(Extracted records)
|---|

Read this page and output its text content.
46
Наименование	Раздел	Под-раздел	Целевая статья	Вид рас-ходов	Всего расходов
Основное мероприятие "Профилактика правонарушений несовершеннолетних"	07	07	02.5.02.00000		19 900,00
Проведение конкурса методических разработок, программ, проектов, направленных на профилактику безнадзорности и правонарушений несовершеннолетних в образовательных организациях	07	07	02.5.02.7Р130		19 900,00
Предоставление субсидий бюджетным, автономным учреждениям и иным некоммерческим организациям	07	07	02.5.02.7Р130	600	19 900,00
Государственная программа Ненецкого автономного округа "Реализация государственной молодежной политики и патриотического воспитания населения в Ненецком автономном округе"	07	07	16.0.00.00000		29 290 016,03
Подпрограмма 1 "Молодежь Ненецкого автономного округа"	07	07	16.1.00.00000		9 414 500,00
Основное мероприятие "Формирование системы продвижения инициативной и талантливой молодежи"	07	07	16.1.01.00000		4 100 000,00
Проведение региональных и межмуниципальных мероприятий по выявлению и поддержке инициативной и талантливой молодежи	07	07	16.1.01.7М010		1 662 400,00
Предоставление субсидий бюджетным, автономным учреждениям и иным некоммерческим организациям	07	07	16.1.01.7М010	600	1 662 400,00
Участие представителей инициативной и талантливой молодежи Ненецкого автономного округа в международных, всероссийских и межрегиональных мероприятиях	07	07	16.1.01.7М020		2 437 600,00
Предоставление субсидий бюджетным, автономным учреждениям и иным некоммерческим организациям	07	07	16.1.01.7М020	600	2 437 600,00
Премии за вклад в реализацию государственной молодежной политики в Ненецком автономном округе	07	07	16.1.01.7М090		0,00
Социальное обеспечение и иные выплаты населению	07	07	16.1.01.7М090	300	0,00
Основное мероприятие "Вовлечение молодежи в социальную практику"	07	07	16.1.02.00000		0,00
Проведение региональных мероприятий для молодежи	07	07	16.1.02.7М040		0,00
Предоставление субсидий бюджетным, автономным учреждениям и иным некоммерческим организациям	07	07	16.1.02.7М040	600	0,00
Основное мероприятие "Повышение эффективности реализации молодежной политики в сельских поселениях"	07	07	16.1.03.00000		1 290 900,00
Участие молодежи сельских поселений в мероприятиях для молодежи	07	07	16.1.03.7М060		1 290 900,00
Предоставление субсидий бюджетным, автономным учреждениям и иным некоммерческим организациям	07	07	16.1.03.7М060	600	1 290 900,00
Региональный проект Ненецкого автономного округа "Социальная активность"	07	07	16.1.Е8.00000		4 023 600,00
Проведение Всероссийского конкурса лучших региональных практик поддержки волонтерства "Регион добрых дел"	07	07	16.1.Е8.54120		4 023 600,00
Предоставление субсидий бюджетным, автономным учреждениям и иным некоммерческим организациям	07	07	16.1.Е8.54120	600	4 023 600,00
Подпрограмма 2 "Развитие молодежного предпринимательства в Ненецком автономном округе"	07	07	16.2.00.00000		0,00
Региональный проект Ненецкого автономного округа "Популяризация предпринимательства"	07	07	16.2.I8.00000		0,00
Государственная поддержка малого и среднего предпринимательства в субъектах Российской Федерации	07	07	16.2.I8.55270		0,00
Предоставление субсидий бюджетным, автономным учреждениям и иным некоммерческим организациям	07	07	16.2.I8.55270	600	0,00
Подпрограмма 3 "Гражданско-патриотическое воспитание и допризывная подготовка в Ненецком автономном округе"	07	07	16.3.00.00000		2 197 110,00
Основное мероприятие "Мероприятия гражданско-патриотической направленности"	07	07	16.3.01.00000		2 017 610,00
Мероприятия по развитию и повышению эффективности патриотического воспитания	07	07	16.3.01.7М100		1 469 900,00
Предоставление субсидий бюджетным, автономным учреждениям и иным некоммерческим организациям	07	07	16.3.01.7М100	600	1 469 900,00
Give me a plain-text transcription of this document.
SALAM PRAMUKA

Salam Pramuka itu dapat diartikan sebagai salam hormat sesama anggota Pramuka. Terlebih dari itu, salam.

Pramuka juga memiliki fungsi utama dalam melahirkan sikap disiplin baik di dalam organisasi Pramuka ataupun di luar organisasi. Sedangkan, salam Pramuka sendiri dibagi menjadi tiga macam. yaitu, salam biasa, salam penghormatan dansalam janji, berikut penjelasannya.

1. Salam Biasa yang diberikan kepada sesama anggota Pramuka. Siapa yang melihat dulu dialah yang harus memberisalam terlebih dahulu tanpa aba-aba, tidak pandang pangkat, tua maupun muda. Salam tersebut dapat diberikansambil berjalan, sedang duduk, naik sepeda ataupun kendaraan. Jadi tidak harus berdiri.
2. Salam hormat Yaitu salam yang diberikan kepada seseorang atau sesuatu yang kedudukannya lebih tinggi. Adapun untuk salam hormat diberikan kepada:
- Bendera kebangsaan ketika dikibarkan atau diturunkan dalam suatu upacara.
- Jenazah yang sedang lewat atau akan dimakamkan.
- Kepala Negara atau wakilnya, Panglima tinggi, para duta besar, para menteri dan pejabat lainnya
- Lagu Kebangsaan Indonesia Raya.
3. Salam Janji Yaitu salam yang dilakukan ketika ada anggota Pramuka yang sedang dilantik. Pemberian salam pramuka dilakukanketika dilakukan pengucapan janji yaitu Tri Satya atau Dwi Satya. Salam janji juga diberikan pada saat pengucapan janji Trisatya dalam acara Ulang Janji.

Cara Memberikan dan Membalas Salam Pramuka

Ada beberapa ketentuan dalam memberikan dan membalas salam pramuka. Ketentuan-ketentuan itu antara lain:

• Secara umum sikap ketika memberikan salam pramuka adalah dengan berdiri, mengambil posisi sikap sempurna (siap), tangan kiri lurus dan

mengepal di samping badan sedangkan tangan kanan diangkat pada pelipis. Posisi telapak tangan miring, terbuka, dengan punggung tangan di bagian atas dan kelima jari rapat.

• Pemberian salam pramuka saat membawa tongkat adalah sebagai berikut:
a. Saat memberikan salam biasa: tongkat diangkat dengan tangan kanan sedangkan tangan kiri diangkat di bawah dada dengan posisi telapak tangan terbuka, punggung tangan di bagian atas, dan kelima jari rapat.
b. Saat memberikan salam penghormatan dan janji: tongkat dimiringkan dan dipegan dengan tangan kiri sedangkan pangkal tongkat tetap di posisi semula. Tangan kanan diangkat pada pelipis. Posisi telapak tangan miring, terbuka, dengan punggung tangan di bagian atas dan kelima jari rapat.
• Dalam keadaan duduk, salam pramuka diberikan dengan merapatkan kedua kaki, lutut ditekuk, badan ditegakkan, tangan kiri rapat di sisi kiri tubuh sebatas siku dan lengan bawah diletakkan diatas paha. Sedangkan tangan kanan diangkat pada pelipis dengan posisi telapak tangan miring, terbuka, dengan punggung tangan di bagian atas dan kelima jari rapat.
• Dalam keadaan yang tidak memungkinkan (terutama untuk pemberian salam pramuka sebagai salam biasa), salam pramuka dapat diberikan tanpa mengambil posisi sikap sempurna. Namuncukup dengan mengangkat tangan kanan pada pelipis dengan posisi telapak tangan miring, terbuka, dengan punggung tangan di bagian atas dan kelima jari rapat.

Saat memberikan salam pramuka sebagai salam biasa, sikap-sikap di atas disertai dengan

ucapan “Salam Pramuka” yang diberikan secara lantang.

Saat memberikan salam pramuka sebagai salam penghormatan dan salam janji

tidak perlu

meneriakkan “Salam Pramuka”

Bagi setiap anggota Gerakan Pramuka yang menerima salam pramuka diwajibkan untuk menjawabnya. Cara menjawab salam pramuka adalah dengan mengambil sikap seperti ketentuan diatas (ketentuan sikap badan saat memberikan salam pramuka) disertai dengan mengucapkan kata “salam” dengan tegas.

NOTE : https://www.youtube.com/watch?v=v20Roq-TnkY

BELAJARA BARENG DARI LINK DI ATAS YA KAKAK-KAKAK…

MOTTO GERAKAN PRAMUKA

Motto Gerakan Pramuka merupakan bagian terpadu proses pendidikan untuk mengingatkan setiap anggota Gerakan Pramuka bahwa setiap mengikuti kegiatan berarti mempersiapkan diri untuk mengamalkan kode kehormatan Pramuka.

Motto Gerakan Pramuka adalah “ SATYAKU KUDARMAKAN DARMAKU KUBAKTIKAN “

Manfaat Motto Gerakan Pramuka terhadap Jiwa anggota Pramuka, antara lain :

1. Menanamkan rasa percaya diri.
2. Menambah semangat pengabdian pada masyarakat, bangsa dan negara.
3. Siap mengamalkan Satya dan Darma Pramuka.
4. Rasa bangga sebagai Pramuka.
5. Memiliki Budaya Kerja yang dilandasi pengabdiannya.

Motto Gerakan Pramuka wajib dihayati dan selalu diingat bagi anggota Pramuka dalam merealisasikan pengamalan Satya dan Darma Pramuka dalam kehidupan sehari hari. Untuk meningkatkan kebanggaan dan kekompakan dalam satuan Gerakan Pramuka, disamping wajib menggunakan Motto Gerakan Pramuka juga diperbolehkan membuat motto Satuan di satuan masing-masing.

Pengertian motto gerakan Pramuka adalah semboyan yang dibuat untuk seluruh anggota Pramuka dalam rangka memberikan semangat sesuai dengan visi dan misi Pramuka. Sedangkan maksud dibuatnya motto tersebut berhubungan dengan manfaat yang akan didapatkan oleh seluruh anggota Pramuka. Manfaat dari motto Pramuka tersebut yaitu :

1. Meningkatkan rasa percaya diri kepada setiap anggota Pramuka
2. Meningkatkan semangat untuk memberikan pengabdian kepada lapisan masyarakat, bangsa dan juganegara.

|---|

What is asked: How many lines in these records hold the string "sempurna"? Reply with the number alone.

Problem solution: 2